- [Supplied passage]:
American Reprographics Company
Non-GAAP Measures
Reconciliation of net income attributable to ARC to EBIT and EBITDA

(Dollars in thousands)
(Unaudited)
                                 
    Three Months Ended June 30,     Six Months Ended June 30,  
    2010     2009     2010     2009  
 
                               
Net income attributable to ARC
  $ 1,679     $ 6,307     $ 2,396     $ 13,854  
Interest expense, net
    5,754       5,836       11,642       11,632  
Income tax provision
    1,276       4,096       1,806       8,854  
 
                       
EBIT
    8,709       16,239       15,844       34,340  
Depreciation and amortization
    11,108       12,751       22,764       25,466  
Stock-based compensation
    1,457       1,228       2,918       2,161  
 
                       
EBITDA
  $ 21,274     $ 30,218     $ 41,526     $ 61,967  
 
                       

 

 


 

Non-GAAP Measures
EBIT, EBITDA and related ratios presented in this report are supplemental measures of our performance that are not required by or presented in accordance with accounting principles generally accepted in the United States of America (“GAAP”). These measures are not measurements of our financial performance under GAAP and should not be considered as alternatives to net income, income from operations, or any other performance measures derived in accordance with GAAP or as an alternative to cash flows from operating, investing or financing activities as a measure of our liquidity.

- [Entries]:

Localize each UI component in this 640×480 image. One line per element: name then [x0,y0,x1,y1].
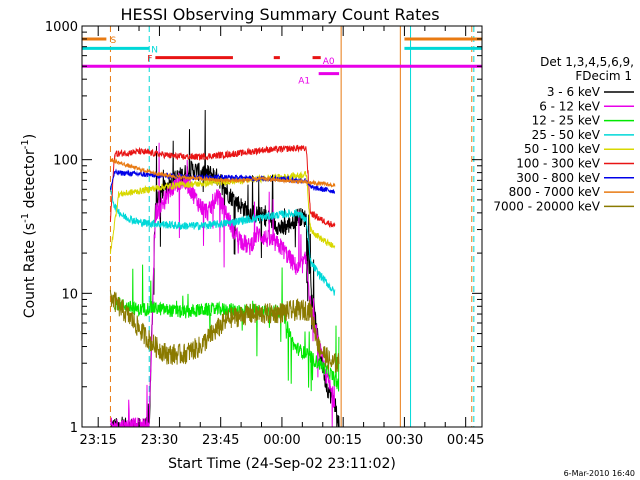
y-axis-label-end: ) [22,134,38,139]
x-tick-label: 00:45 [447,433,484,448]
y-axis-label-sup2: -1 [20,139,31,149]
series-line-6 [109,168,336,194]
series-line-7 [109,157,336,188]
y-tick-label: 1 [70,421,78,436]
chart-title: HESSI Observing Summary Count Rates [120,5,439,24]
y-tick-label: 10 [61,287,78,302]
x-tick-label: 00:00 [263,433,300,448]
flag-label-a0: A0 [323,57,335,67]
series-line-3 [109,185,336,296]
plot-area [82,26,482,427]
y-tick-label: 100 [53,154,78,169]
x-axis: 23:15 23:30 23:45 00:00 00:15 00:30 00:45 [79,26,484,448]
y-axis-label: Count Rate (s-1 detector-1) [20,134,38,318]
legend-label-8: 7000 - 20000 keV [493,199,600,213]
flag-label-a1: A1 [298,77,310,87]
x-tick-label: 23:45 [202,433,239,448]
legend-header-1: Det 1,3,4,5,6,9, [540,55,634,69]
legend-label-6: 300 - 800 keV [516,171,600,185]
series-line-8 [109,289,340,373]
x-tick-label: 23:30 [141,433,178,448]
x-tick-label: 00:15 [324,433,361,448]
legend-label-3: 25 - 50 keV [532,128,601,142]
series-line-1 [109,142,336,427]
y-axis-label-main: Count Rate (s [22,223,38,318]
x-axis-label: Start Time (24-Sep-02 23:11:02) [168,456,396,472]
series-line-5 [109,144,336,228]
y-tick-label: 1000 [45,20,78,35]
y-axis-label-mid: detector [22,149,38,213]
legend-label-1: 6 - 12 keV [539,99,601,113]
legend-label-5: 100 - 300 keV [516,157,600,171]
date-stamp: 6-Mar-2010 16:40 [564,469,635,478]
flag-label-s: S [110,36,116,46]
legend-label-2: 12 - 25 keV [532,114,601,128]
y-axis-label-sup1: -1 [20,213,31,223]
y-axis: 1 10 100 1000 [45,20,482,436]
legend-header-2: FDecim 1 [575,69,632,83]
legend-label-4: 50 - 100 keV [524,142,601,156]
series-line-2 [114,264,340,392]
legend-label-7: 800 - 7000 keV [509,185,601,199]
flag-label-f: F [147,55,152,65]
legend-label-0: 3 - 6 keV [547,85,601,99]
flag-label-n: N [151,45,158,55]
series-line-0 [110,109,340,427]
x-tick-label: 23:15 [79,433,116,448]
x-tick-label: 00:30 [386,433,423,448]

- [Task prompt]: Write out the non-GAAP measures text above in full, with every word and figure unchanged.

- [Answer]:
American Reprographics Company
Non-GAAP Measures
Reconciliation of net income attributable to ARC to EBIT and EBITDA

(Dollars in thousands)
(Unaudited)
                                 
    Three Months Ended June 30,     Six Months Ended June 30,  
    2010     2009     2010     2009  
 
                               
Net income attributable to ARC
  $ 1,679     $ 6,307     $ 2,396     $ 13,854  
Interest expense, net
    5,754       5,836       11,642       11,632  
Income tax provision
    1,276       4,096       1,806       8,854  
 
                       
EBIT
    8,709       16,239       15,844       34,340  
Depreciation and amortization
    11,108       12,751       22,764       25,466  
Stock-based compensation
    1,457       1,228       2,918       2,161  
 
                       
EBITDA
  $ 21,274     $ 30,218     $ 41,526     $ 61,967  
 
                       

 

 


 

Non-GAAP Measures
EBIT, EBITDA and related ratios presented in this report are supplemental measures of our performance that are not required by or presented in accordance with accounting principles generally accepted in the United States of America (“GAAP”). These measures are not measurements of our financial performance under GAAP and should not be considered as alternatives to net income, income from operations, or any other performance measures derived in accordance with GAAP or as an alternative to cash flows from operating, investing or financing activities as a measure of our liquidity.